- [Set exercise] Look at the entries below and reproduce them exactly.

- [Extracted entries]
* BEGIN *

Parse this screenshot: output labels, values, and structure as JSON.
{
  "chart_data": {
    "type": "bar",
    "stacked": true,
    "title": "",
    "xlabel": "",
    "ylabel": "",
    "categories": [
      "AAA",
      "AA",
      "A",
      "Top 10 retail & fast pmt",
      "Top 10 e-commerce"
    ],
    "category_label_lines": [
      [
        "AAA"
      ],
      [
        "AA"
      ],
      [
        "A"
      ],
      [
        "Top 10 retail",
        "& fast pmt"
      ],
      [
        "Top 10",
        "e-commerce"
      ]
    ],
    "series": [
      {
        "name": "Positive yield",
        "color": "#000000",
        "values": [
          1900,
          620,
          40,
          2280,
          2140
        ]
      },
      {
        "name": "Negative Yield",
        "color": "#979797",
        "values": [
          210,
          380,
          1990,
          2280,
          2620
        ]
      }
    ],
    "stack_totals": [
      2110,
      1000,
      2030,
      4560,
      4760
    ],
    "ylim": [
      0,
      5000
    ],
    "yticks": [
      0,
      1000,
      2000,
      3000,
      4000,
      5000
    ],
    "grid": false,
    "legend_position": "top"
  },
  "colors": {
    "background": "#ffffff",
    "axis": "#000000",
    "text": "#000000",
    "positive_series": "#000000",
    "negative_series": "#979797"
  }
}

* END *

- [Task solution]
Parse this screenshot: output labels, values, and structure as JSON.
{
  "chart_data": {
    "type": "bar",
    "stacked": true,
    "title": "",
    "xlabel": "",
    "ylabel": "",
    "categories": [
      "AAA",
      "AA",
      "A",
      "Top 10 retail & fast pmt",
      "Top 10 e-commerce"
    ],
    "category_label_lines": [
      [
        "AAA"
      ],
      [
        "AA"
      ],
      [
        "A"
      ],
      [
        "Top 10 retail",
        "& fast pmt"
      ],
      [
        "Top 10",
        "e-commerce"
      ]
    ],
    "series": [
      {
        "name": "Positive yield",
        "color": "#000000",
        "values": [
          1900,
          620,
          40,
          2280,
          2140
        ]
      },
      {
        "name": "Negative Yield",
        "color": "#979797",
        "values": [
          210,
          380,
          1990,
          2280,
          2620
        ]
      }
    ],
    "stack_totals": [
      2110,
      1000,
      2030,
      4560,
      4760
    ],
    "ylim": [
      0,
      5000
    ],
    "yticks": [
      0,
      1000,
      2000,
      3000,
      4000,
      5000
    ],
    "grid": false,
    "legend_position": "top"
  },
  "colors": {
    "background": "#ffffff",
    "axis": "#000000",
    "text": "#000000",
    "positive_series": "#000000",
    "negative_series": "#979797"
  }
}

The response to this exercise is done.